---------- RECORDS FOR PROCESSING

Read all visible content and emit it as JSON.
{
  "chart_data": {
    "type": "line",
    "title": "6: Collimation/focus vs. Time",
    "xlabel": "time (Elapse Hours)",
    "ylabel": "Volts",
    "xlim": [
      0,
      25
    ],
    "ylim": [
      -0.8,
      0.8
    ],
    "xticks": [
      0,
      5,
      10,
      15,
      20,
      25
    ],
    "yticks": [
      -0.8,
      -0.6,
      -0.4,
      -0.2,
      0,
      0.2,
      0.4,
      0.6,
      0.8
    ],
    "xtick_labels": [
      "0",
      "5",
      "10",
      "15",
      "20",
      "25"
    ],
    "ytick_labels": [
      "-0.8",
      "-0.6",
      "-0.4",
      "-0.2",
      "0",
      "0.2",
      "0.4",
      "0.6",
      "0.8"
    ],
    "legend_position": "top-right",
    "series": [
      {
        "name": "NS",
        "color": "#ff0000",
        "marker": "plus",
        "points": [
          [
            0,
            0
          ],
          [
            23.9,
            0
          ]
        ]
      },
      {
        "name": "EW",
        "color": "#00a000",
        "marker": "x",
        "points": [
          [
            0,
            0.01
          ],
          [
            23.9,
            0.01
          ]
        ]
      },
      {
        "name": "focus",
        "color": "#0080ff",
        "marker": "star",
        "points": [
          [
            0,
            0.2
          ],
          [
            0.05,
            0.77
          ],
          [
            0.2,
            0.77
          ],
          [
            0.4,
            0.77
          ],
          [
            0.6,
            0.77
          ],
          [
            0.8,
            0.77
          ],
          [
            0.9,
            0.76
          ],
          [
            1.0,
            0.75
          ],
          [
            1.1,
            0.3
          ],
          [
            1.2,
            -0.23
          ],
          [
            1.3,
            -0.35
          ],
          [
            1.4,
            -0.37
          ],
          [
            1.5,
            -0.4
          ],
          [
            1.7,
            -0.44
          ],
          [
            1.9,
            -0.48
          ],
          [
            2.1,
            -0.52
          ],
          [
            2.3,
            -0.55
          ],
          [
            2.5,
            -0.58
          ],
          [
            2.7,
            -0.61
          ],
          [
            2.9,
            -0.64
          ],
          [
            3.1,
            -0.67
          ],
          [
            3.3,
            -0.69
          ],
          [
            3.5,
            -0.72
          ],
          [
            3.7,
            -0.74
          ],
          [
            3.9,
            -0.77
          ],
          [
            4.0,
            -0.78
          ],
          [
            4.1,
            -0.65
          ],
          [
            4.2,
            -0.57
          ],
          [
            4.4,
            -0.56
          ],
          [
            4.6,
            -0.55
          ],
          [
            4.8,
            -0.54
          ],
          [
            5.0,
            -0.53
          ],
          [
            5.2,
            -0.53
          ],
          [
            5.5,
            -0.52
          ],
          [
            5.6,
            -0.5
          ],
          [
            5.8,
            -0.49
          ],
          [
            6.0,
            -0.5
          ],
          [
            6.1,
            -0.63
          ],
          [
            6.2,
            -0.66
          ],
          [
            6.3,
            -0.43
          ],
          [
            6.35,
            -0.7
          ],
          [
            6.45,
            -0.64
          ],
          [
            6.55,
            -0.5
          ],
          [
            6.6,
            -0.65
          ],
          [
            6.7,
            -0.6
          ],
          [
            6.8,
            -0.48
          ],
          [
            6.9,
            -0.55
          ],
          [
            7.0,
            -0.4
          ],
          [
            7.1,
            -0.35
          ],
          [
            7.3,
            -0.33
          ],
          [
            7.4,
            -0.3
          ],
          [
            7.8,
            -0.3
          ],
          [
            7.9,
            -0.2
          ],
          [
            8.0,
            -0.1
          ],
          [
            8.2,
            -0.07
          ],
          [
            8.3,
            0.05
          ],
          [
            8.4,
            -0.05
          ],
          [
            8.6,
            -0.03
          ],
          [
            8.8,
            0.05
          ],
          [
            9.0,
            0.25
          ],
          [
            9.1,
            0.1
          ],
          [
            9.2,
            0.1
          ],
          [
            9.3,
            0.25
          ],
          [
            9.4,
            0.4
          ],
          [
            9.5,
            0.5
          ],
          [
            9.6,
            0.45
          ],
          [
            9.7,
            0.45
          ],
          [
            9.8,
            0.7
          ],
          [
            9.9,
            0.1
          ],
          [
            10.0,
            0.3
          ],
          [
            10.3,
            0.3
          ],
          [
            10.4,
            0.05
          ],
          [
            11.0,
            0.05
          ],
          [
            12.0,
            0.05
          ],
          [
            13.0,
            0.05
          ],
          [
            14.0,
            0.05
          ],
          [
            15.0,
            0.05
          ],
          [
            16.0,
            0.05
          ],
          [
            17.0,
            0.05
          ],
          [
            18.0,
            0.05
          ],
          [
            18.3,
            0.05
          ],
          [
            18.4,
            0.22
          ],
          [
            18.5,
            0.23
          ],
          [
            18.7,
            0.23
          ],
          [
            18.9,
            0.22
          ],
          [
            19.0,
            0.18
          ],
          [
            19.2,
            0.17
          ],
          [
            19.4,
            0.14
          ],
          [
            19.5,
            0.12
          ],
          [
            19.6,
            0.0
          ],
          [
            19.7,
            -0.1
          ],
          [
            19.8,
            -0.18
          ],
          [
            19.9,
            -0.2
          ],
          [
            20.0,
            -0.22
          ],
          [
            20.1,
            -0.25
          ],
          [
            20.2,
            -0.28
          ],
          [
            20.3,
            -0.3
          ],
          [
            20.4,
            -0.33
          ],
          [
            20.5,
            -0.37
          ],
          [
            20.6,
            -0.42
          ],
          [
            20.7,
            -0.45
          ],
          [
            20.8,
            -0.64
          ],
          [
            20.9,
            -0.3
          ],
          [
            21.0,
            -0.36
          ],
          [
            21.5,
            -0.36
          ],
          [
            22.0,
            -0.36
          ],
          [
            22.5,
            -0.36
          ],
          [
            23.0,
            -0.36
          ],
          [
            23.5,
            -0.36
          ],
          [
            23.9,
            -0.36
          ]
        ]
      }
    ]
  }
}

--------------------

- GOAL: Extract the entries above verbatim.

- OUTPUT BELOW:
Read all visible content and emit it as JSON.
{
  "chart_data": {
    "type": "line",
    "title": "6: Collimation/focus vs. Time",
    "xlabel": "time (Elapse Hours)",
    "ylabel": "Volts",
    "xlim": [
      0,
      25
    ],
    "ylim": [
      -0.8,
      0.8
    ],
    "xticks": [
      0,
      5,
      10,
      15,
      20,
      25
    ],
    "yticks": [
      -0.8,
      -0.6,
      -0.4,
      -0.2,
      0,
      0.2,
      0.4,
      0.6,
      0.8
    ],
    "xtick_labels": [
      "0",
      "5",
      "10",
      "15",
      "20",
      "25"
    ],
    "ytick_labels": [
      "-0.8",
      "-0.6",
      "-0.4",
      "-0.2",
      "0",
      "0.2",
      "0.4",
      "0.6",
      "0.8"
    ],
    "legend_position": "top-right",
    "series": [
      {
        "name": "NS",
        "color": "#ff0000",
        "marker": "plus",
        "points": [
          [
            0,
            0
          ],
          [
            23.9,
            0
          ]
        ]
      },
      {
        "name": "EW",
        "color": "#00a000",
        "marker": "x",
        "points": [
          [
            0,
            0.01
          ],
          [
            23.9,
            0.01
          ]
        ]
      },
      {
        "name": "focus",
        "color": "#0080ff",
        "marker": "star",
        "points": [
          [
            0,
            0.2
          ],
          [
            0.05,
            0.77
          ],
          [
            0.2,
            0.77
          ],
          [
            0.4,
            0.77
          ],
          [
            0.6,
            0.77
          ],
          [
            0.8,
            0.77
          ],
          [
            0.9,
            0.76
          ],
          [
            1.0,
            0.75
          ],
          [
            1.1,
            0.3
          ],
          [
            1.2,
            -0.23
          ],
          [
            1.3,
            -0.35
          ],
          [
            1.4,
            -0.37
          ],
          [
            1.5,
            -0.4
          ],
          [
            1.7,
            -0.44
          ],
          [
            1.9,
            -0.48
          ],
          [
            2.1,
            -0.52
          ],
          [
            2.3,
            -0.55
          ],
          [
            2.5,
            -0.58
          ],
          [
            2.7,
            -0.61
          ],
          [
            2.9,
            -0.64
          ],
          [
            3.1,
            -0.67
          ],
          [
            3.3,
            -0.69
          ],
          [
            3.5,
            -0.72
          ],
          [
            3.7,
            -0.74
          ],
          [
            3.9,
            -0.77
          ],
          [
            4.0,
            -0.78
          ],
          [
            4.1,
            -0.65
          ],
          [
            4.2,
            -0.57
          ],
          [
            4.4,
            -0.56
          ],
          [
            4.6,
            -0.55
          ],
          [
            4.8,
            -0.54
          ],
          [
            5.0,
            -0.53
          ],
          [
            5.2,
            -0.53
          ],
          [
            5.5,
            -0.52
          ],
          [
            5.6,
            -0.5
          ],
          [
            5.8,
            -0.49
          ],
          [
            6.0,
            -0.5
          ],
          [
            6.1,
            -0.63
          ],
          [
            6.2,
            -0.66
          ],
          [
            6.3,
            -0.43
          ],
          [
            6.35,
            -0.7
          ],
          [
            6.45,
            -0.64
          ],
          [
            6.55,
            -0.5
          ],
          [
            6.6,
            -0.65
          ],
          [
            6.7,
            -0.6
          ],
          [
            6.8,
            -0.48
          ],
          [
            6.9,
            -0.55
          ],
          [
            7.0,
            -0.4
          ],
          [
            7.1,
            -0.35
          ],
          [
            7.3,
            -0.33
          ],
          [
            7.4,
            -0.3
          ],
          [
            7.8,
            -0.3
          ],
          [
            7.9,
            -0.2
          ],
          [
            8.0,
            -0.1
          ],
          [
            8.2,
            -0.07
          ],
          [
            8.3,
            0.05
          ],
          [
            8.4,
            -0.05
          ],
          [
            8.6,
            -0.03
          ],
          [
            8.8,
            0.05
          ],
          [
            9.0,
            0.25
          ],
          [
            9.1,
            0.1
          ],
          [
            9.2,
            0.1
          ],
          [
            9.3,
            0.25
          ],
          [
            9.4,
            0.4
          ],
          [
            9.5,
            0.5
          ],
          [
            9.6,
            0.45
          ],
          [
            9.7,
            0.45
          ],
          [
            9.8,
            0.7
          ],
          [
            9.9,
            0.1
          ],
          [
            10.0,
            0.3
          ],
          [
            10.3,
            0.3
          ],
          [
            10.4,
            0.05
          ],
          [
            11.0,
            0.05
          ],
          [
            12.0,
            0.05
          ],
          [
            13.0,
            0.05
          ],
          [
            14.0,
            0.05
          ],
          [
            15.0,
            0.05
          ],
          [
            16.0,
            0.05
          ],
          [
            17.0,
            0.05
          ],
          [
            18.0,
            0.05
          ],
          [
            18.3,
            0.05
          ],
          [
            18.4,
            0.22
          ],
          [
            18.5,
            0.23
          ],
          [
            18.7,
            0.23
          ],
          [
            18.9,
            0.22
          ],
          [
            19.0,
            0.18
          ],
          [
            19.2,
            0.17
          ],
          [
            19.4,
            0.14
          ],
          [
            19.5,
            0.12
          ],
          [
            19.6,
            0.0
          ],
          [
            19.7,
            -0.1
          ],
          [
            19.8,
            -0.18
          ],
          [
            19.9,
            -0.2
          ],
          [
            20.0,
            -0.22
          ],
          [
            20.1,
            -0.25
          ],
          [
            20.2,
            -0.28
          ],
          [
            20.3,
            -0.3
          ],
          [
            20.4,
            -0.33
          ],
          [
            20.5,
            -0.37
          ],
          [
            20.6,
            -0.42
          ],
          [
            20.7,
            -0.45
          ],
          [
            20.8,
            -0.64
          ],
          [
            20.9,
            -0.3
          ],
          [
            21.0,
            -0.36
          ],
          [
            21.5,
            -0.36
          ],
          [
            22.0,
            -0.36
          ],
          [
            22.5,
            -0.36
          ],
          [
            23.0,
            -0.36
          ],
          [
            23.5,
            -0.36
          ],
          [
            23.9,
            -0.36
          ]
        ]
      }
    ]
  }
}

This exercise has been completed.